[Short exercise] Could you write out the records below exactly as they appear?

□ □ □ □ □

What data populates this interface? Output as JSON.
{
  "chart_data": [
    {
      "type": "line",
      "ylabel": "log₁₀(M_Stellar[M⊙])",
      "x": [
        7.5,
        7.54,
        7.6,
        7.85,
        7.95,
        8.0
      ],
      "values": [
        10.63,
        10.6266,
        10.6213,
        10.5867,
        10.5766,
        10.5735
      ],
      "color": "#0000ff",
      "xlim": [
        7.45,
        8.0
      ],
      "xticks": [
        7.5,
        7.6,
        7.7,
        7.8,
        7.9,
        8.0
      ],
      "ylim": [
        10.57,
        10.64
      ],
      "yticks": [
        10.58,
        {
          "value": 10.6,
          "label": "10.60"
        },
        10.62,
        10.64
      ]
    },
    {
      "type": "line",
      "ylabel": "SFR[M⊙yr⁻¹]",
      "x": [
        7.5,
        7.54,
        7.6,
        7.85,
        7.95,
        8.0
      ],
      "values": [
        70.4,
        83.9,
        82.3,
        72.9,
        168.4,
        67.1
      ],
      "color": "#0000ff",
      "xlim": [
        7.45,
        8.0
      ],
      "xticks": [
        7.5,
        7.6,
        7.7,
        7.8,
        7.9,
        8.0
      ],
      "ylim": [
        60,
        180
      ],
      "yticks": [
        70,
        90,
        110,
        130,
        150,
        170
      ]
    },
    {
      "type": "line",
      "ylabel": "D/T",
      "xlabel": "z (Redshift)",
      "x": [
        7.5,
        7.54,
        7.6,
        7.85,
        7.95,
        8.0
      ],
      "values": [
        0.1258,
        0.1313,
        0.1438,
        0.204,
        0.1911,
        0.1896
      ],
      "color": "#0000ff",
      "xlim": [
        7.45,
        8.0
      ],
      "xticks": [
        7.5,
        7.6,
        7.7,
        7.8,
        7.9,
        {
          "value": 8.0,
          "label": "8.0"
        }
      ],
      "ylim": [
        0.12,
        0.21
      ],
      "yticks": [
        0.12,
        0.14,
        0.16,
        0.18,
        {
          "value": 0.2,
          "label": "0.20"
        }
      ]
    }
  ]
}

□ □ □ □ □

[Exercise solution]
What data populates this interface? Output as JSON.
{
  "chart_data": [
    {
      "type": "line",
      "ylabel": "log₁₀(M_Stellar[M⊙])",
      "x": [
        7.5,
        7.54,
        7.6,
        7.85,
        7.95,
        8.0
      ],
      "values": [
        10.63,
        10.6266,
        10.6213,
        10.5867,
        10.5766,
        10.5735
      ],
      "color": "#0000ff",
      "xlim": [
        7.45,
        8.0
      ],
      "xticks": [
        7.5,
        7.6,
        7.7,
        7.8,
        7.9,
        8.0
      ],
      "ylim": [
        10.57,
        10.64
      ],
      "yticks": [
        10.58,
        {
          "value": 10.6,
          "label": "10.60"
        },
        10.62,
        10.64
      ]
    },
    {
      "type": "line",
      "ylabel": "SFR[M⊙yr⁻¹]",
      "x": [
        7.5,
        7.54,
        7.6,
        7.85,
        7.95,
        8.0
      ],
      "values": [
        70.4,
        83.9,
        82.3,
        72.9,
        168.4,
        67.1
      ],
      "color": "#0000ff",
      "xlim": [
        7.45,
        8.0
      ],
      "xticks": [
        7.5,
        7.6,
        7.7,
        7.8,
        7.9,
        8.0
      ],
      "ylim": [
        60,
        180
      ],
      "yticks": [
        70,
        90,
        110,
        130,
        150,
        170
      ]
    },
    {
      "type": "line",
      "ylabel": "D/T",
      "xlabel": "z (Redshift)",
      "x": [
        7.5,
        7.54,
        7.6,
        7.85,
        7.95,
        8.0
      ],
      "values": [
        0.1258,
        0.1313,
        0.1438,
        0.204,
        0.1911,
        0.1896
      ],
      "color": "#0000ff",
      "xlim": [
        7.45,
        8.0
      ],
      "xticks": [
        7.5,
        7.6,
        7.7,
        7.8,
        7.9,
        {
          "value": 8.0,
          "label": "8.0"
        }
      ],
      "ylim": [
        0.12,
        0.21
      ],
      "yticks": [
        0.12,
        0.14,
        0.16,
        0.18,
        {
          "value": 0.2,
          "label": "0.20"
        }
      ]
    }
  ]
}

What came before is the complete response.